*What the exercise asks*
Every entry needs to be printed exactly, please.

[Lines of data]
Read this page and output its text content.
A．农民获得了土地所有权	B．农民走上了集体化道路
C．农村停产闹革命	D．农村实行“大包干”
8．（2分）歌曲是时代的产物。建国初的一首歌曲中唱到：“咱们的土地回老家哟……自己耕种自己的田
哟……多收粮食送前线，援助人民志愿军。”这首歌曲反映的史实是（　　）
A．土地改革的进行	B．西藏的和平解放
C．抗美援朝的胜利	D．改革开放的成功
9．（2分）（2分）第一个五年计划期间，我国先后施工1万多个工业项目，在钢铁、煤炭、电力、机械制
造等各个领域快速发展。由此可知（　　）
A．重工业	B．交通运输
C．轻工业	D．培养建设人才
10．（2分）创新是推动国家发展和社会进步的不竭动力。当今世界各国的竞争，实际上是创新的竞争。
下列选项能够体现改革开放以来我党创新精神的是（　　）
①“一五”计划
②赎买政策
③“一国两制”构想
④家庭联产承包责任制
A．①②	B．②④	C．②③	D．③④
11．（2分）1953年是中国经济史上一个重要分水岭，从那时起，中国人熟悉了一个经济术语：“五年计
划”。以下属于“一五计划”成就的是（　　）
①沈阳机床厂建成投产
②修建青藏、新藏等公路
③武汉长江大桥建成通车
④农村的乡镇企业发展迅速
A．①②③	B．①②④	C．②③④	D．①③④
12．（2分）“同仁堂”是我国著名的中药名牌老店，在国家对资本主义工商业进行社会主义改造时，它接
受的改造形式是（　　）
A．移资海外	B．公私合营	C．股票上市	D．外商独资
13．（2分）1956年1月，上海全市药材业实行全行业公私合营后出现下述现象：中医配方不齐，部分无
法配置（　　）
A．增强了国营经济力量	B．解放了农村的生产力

*Expected answer*
Read this page and output its text content.
A．农民获得了土地所有权	B．农民走上了集体化道路
C．农村停产闹革命	D．农村实行“大包干”
8．（2分）歌曲是时代的产物。建国初的一首歌曲中唱到：“咱们的土地回老家哟……自己耕种自己的田
哟……多收粮食送前线，援助人民志愿军。”这首歌曲反映的史实是（　　）
A．土地改革的进行	B．西藏的和平解放
C．抗美援朝的胜利	D．改革开放的成功
9．（2分）（2分）第一个五年计划期间，我国先后施工1万多个工业项目，在钢铁、煤炭、电力、机械制
造等各个领域快速发展。由此可知（　　）
A．重工业	B．交通运输
C．轻工业	D．培养建设人才
10．（2分）创新是推动国家发展和社会进步的不竭动力。当今世界各国的竞争，实际上是创新的竞争。
下列选项能够体现改革开放以来我党创新精神的是（　　）
①“一五”计划
②赎买政策
③“一国两制”构想
④家庭联产承包责任制
A．①②	B．②④	C．②③	D．③④
11．（2分）1953年是中国经济史上一个重要分水岭，从那时起，中国人熟悉了一个经济术语：“五年计
划”。以下属于“一五计划”成就的是（　　）
①沈阳机床厂建成投产
②修建青藏、新藏等公路
③武汉长江大桥建成通车
④农村的乡镇企业发展迅速
A．①②③	B．①②④	C．②③④	D．①③④
12．（2分）“同仁堂”是我国著名的中药名牌老店，在国家对资本主义工商业进行社会主义改造时，它接
受的改造形式是（　　）
A．移资海外	B．公私合营	C．股票上市	D．外商独资
13．（2分）1956年1月，上海全市药材业实行全行业公私合营后出现下述现象：中医配方不齐，部分无
法配置（　　）
A．增强了国营经济力量	B．解放了农村的生产力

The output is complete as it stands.